-- start Supplied data --

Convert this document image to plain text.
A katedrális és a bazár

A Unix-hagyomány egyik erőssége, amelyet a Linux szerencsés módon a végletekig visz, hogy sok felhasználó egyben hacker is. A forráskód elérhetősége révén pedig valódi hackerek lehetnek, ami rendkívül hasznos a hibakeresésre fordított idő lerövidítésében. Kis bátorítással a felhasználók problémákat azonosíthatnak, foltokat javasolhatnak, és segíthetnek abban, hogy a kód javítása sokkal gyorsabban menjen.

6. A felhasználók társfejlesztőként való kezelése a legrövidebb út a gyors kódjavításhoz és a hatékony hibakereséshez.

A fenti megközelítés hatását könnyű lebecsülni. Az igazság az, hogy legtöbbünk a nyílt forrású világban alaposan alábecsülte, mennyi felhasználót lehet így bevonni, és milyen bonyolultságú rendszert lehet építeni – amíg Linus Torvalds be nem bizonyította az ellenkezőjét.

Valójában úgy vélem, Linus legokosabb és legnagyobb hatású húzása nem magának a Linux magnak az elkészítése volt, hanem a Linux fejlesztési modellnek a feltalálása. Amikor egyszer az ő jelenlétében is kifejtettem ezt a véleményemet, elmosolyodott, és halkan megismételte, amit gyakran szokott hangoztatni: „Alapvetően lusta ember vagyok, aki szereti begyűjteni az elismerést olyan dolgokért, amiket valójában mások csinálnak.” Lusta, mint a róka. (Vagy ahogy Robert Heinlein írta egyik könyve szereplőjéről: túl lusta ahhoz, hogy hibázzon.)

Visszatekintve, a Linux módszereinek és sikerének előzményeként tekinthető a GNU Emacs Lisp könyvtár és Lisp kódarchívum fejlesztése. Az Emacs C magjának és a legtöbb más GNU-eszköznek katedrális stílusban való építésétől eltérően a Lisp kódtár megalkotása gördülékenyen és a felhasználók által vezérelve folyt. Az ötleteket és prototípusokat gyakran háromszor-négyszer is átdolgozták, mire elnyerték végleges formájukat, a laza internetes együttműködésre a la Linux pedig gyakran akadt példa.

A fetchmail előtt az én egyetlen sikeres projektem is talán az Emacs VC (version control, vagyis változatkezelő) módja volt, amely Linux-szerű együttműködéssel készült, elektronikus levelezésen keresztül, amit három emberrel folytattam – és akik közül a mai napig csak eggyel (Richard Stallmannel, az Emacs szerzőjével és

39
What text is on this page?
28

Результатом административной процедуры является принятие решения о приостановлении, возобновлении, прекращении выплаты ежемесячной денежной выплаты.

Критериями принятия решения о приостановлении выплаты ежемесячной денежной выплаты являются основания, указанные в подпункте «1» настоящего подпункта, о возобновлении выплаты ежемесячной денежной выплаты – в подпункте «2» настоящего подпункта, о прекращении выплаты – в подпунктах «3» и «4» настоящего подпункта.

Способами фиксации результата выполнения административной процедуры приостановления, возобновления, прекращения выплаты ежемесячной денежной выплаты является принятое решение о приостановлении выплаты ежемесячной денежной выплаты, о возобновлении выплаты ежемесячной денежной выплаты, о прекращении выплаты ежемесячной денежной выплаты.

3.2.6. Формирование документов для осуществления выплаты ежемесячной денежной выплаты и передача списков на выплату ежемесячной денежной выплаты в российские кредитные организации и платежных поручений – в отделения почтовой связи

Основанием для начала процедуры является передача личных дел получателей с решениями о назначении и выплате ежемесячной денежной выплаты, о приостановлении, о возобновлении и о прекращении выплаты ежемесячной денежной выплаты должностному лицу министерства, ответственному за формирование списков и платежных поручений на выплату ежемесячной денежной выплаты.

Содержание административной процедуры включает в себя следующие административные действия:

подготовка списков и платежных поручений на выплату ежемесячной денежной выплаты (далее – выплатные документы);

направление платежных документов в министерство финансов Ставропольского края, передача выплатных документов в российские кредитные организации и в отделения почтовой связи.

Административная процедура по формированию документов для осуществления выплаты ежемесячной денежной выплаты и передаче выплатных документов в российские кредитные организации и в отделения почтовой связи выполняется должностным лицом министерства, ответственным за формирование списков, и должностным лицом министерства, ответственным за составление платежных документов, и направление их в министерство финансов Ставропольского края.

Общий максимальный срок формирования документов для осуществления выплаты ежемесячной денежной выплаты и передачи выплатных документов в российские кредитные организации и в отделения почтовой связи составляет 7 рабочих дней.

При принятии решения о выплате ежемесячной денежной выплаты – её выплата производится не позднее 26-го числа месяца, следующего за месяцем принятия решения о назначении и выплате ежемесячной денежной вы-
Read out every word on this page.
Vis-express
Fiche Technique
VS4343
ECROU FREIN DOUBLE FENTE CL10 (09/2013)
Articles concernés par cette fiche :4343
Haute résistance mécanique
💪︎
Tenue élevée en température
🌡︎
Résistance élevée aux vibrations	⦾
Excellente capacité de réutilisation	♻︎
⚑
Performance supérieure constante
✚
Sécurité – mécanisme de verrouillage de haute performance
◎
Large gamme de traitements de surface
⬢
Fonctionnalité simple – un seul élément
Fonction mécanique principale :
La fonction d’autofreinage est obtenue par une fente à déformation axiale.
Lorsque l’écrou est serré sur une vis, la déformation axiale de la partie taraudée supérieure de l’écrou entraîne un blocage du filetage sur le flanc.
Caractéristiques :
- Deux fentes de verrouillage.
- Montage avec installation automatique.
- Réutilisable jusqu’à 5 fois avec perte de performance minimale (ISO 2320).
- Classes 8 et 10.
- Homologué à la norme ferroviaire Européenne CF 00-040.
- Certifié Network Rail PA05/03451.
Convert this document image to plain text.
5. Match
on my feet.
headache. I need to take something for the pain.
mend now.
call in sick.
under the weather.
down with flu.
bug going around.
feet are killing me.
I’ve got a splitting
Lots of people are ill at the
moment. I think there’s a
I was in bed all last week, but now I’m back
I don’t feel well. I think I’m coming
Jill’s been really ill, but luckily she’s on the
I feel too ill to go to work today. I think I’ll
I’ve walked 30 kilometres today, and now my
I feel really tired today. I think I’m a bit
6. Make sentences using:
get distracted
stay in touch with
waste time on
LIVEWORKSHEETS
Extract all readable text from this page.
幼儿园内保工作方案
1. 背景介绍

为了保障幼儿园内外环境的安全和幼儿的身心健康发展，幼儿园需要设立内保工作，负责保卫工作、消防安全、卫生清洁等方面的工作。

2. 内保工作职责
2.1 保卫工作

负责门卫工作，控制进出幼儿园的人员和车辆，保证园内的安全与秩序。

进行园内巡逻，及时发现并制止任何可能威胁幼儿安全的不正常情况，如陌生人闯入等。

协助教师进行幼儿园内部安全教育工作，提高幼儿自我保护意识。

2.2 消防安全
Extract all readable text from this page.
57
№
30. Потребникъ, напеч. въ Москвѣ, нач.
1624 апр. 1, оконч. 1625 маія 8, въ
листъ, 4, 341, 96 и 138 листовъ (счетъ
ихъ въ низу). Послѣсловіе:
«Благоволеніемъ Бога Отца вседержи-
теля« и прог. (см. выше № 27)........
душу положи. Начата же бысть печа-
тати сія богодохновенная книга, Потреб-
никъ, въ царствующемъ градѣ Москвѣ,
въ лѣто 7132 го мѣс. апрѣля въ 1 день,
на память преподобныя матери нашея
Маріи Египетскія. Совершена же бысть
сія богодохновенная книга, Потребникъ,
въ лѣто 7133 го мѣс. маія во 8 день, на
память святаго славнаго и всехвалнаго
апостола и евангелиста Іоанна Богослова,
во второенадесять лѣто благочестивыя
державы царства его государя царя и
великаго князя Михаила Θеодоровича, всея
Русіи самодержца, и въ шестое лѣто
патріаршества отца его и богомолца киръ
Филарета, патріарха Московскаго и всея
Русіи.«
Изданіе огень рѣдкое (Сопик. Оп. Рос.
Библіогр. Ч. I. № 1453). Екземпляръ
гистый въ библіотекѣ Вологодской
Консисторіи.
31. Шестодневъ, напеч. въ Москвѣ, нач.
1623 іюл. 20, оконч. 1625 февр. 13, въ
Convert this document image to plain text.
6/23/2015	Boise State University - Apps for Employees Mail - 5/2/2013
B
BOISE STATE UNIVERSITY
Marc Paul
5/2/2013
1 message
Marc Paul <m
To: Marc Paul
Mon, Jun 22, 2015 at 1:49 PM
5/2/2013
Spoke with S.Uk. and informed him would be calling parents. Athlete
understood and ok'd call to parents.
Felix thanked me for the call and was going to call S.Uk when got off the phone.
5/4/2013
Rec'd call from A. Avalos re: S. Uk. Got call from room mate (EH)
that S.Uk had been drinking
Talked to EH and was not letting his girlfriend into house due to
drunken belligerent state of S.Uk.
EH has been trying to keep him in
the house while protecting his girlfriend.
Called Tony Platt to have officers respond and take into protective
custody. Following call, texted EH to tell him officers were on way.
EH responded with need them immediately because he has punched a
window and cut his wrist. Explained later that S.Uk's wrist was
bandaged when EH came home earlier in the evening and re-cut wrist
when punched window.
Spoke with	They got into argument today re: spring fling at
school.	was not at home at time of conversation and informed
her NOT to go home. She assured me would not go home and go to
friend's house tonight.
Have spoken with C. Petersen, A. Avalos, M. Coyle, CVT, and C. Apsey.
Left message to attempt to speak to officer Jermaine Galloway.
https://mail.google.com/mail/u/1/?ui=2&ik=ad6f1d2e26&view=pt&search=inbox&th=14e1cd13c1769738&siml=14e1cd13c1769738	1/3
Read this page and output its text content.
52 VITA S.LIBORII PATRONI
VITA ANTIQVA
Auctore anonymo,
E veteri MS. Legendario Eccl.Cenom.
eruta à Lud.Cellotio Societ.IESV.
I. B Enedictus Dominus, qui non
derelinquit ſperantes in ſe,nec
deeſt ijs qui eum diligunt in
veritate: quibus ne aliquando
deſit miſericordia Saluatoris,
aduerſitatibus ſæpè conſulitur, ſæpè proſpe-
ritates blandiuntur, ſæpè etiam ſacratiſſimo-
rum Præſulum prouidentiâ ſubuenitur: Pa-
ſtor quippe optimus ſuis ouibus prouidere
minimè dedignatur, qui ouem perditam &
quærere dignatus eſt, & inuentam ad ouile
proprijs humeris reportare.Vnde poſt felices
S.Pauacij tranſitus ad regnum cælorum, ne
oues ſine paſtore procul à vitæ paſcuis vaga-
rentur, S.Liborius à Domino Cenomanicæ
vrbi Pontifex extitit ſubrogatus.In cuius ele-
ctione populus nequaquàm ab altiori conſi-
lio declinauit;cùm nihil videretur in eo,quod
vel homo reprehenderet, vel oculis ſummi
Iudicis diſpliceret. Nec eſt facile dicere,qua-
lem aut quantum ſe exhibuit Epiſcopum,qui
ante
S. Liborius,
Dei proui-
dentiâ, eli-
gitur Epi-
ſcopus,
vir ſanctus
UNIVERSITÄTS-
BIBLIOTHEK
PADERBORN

-- end Supplied data --

Requirement –
Review the preceding data and report every line that includes the string "маія".

Task solution –
1624 апр. 1, оконч. 1625 маія 8, въ
въ лѣто 7133 го мѣс. маія во 8 день, на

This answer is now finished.